Brief
Search the data below for the string "Clusters". Extract every line that contains it.

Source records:
--- Begin ---

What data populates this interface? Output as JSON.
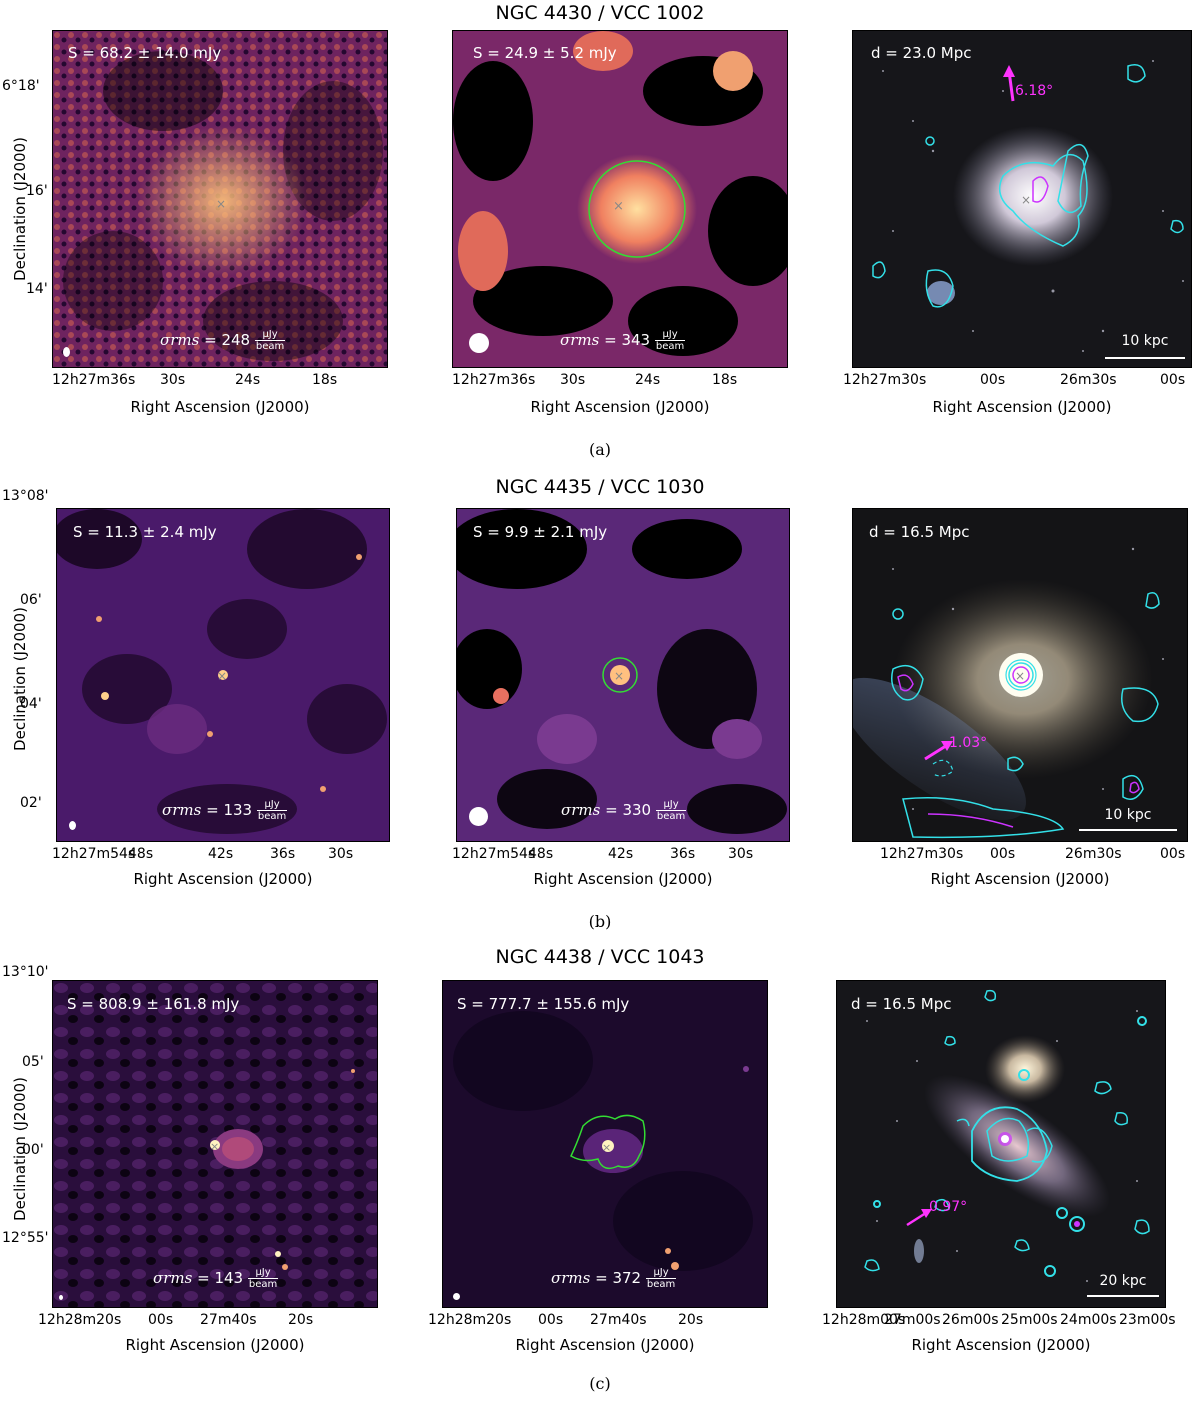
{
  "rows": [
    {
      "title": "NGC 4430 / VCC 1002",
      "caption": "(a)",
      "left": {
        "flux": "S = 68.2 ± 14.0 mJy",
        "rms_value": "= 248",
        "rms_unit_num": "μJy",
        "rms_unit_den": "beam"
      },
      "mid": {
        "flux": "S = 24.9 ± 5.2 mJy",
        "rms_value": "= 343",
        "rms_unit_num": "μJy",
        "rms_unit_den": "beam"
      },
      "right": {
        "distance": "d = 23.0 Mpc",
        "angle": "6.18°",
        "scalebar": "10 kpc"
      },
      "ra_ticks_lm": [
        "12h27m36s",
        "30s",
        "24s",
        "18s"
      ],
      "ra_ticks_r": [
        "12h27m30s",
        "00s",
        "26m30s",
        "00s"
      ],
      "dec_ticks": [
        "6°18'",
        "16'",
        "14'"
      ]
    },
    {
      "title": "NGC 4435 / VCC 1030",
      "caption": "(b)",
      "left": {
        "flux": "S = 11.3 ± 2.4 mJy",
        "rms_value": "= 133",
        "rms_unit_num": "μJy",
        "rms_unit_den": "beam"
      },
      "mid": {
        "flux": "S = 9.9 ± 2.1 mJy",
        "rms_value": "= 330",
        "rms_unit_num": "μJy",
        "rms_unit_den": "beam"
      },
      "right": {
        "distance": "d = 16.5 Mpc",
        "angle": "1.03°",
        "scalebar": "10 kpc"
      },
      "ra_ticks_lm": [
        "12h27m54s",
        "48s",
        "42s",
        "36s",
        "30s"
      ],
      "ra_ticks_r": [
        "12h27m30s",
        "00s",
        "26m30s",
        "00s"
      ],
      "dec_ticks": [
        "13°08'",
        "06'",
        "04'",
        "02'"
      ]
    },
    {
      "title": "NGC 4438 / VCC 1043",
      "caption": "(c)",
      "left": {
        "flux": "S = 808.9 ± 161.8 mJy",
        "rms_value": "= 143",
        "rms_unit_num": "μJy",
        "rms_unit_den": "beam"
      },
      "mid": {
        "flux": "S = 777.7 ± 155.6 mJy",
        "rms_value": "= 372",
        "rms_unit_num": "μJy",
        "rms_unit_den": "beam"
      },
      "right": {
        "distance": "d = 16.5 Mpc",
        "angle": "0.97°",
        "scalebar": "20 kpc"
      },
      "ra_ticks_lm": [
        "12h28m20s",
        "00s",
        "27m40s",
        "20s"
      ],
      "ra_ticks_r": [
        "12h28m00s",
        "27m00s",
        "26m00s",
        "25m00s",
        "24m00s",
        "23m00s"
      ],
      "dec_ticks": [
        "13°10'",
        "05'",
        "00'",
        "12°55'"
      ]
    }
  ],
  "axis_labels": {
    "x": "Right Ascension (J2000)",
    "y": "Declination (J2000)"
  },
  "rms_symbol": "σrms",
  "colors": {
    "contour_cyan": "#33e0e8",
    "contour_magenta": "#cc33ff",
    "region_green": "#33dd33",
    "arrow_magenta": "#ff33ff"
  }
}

--- End ---
--- Begin ---

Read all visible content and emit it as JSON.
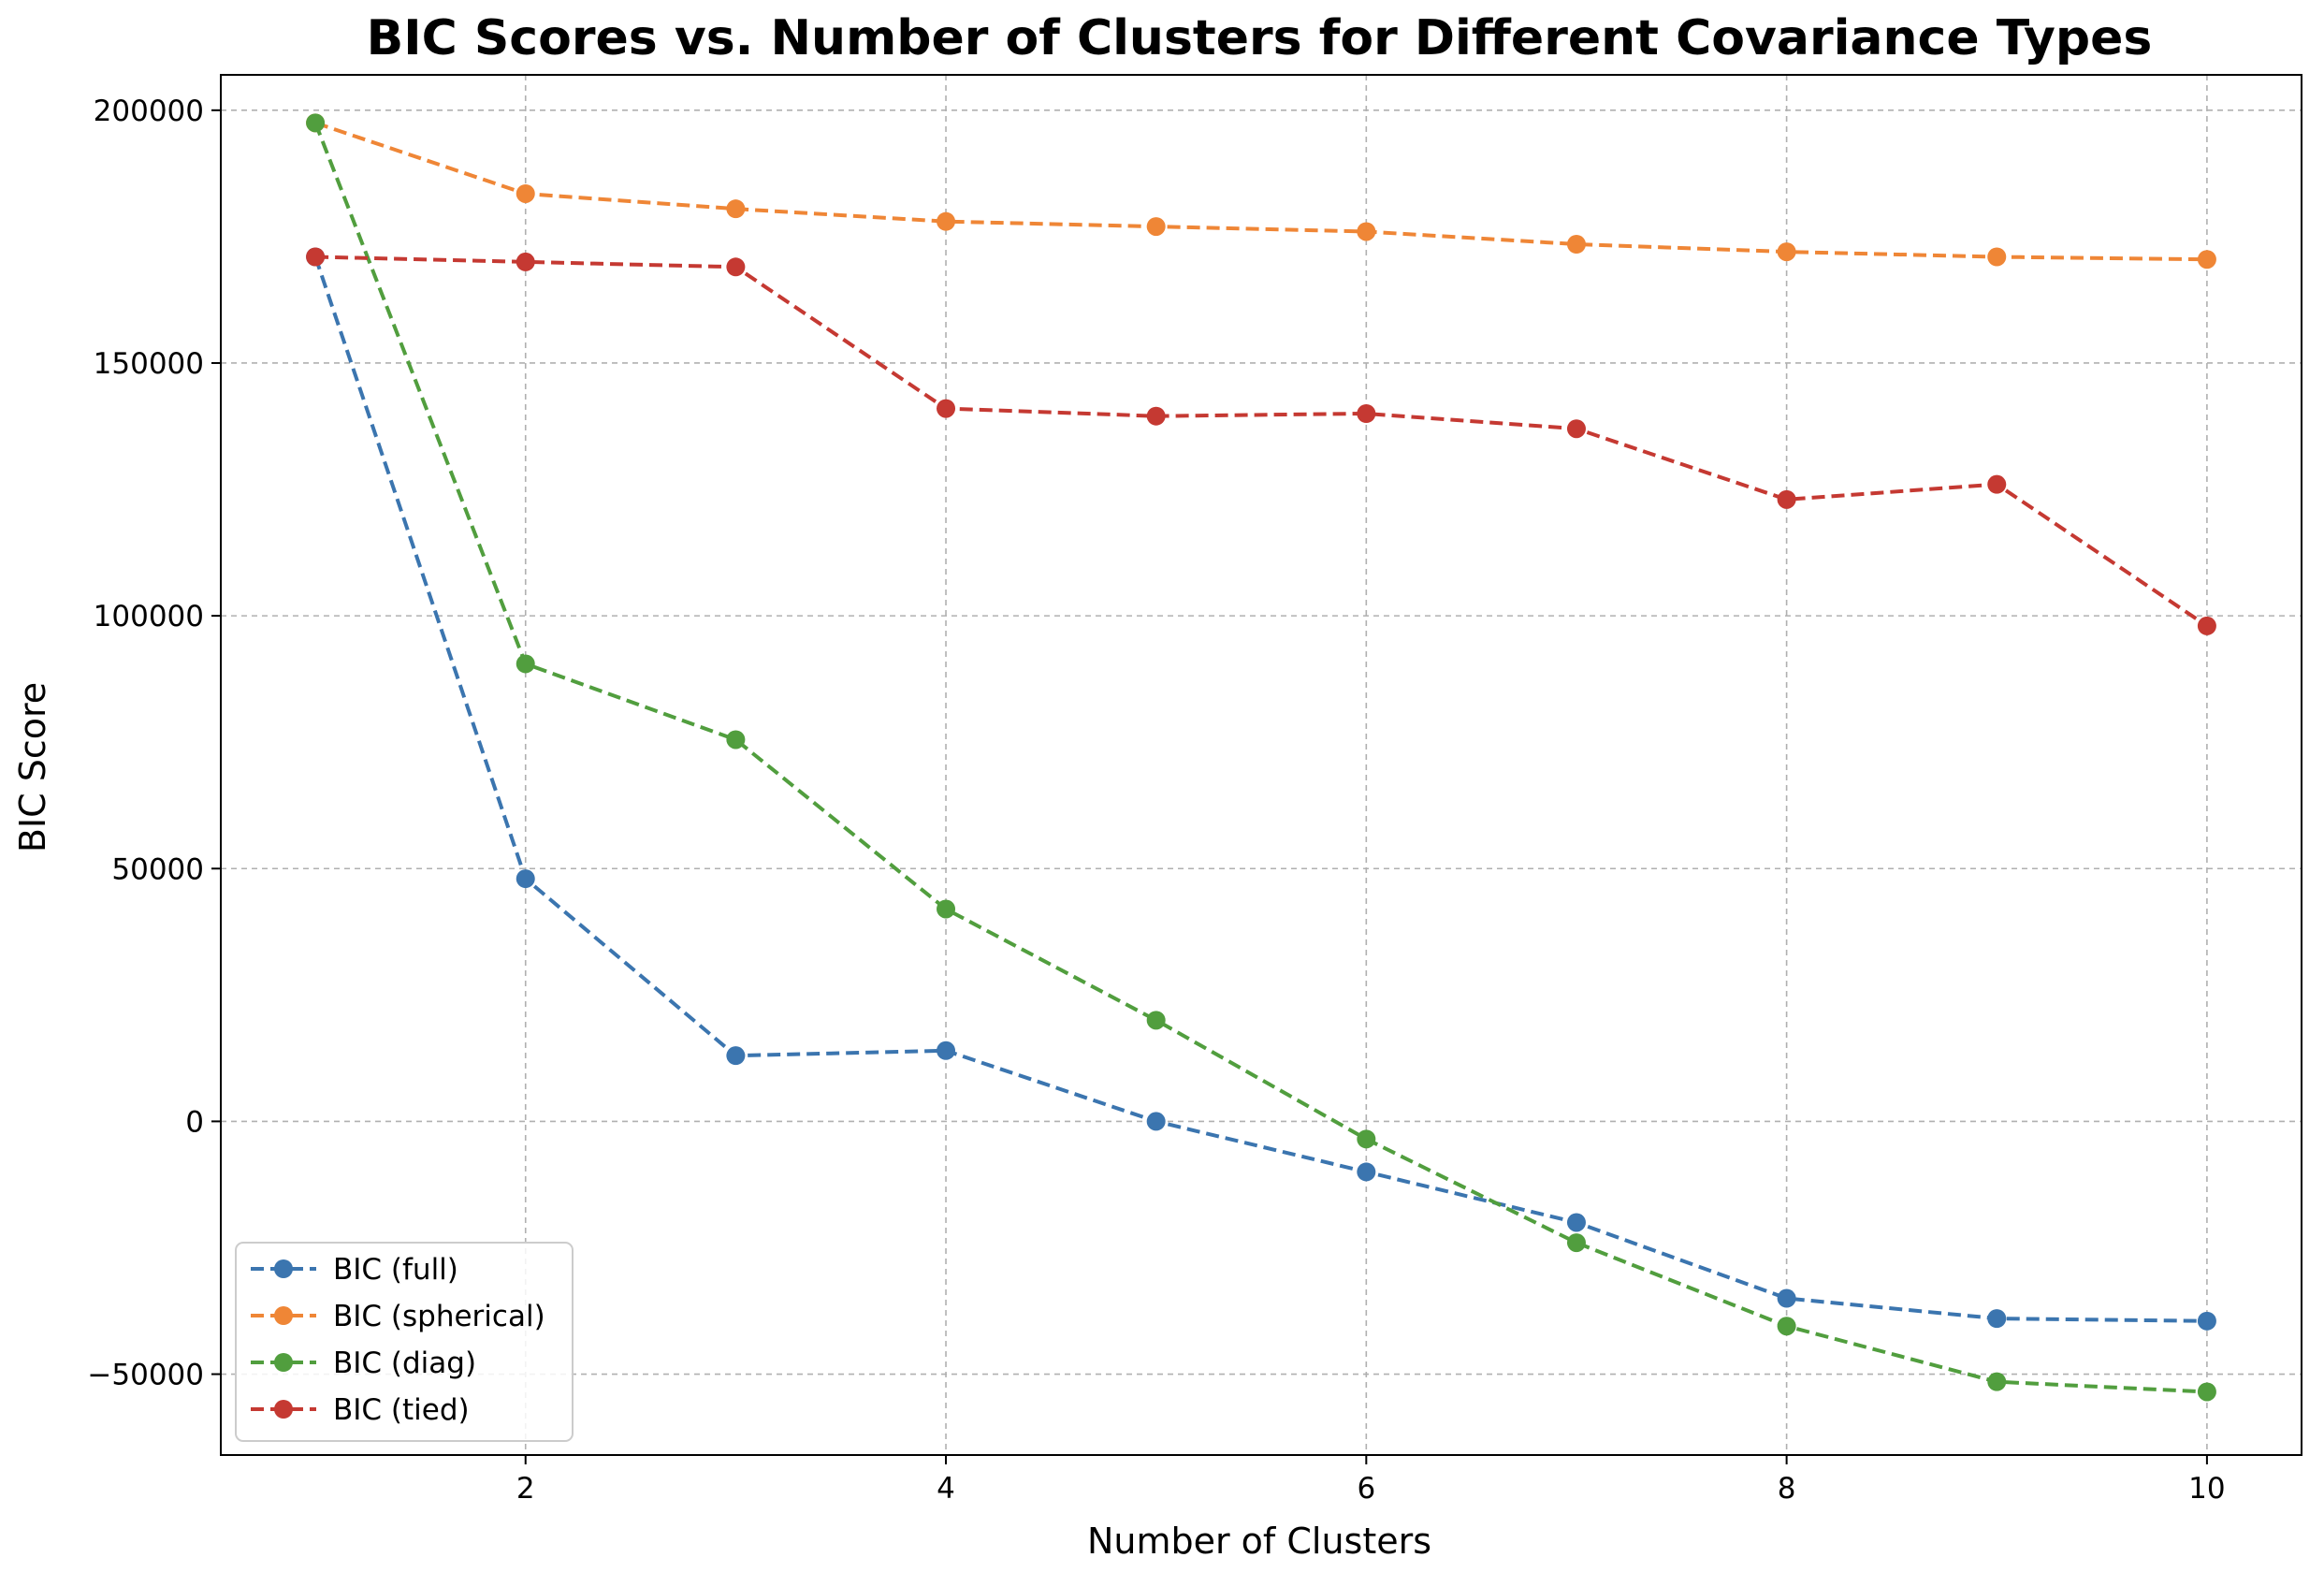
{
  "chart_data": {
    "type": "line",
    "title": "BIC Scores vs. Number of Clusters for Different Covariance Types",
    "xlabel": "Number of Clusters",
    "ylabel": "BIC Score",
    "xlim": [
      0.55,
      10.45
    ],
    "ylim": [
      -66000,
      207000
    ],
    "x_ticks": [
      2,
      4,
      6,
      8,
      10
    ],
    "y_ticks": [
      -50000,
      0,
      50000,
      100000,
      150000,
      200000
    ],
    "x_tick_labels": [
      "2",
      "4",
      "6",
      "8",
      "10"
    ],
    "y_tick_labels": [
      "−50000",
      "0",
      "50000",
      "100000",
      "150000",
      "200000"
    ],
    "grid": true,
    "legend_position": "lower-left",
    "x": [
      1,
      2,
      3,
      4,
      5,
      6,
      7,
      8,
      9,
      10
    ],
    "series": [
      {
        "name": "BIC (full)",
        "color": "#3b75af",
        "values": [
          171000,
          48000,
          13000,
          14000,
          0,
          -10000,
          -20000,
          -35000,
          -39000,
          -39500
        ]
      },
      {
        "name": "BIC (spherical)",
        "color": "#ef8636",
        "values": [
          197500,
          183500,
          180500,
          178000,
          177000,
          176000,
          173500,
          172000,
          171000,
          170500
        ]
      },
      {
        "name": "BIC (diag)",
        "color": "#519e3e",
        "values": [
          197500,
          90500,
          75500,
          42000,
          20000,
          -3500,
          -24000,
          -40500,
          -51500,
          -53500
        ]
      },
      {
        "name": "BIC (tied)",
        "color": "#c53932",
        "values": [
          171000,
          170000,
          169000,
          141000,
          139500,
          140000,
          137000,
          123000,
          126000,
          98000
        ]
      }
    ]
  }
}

--- End ---

Exercise response
    "title": "BIC Scores vs. Number of Clusters for Different Covariance Types",
    "xlabel": "Number of Clusters",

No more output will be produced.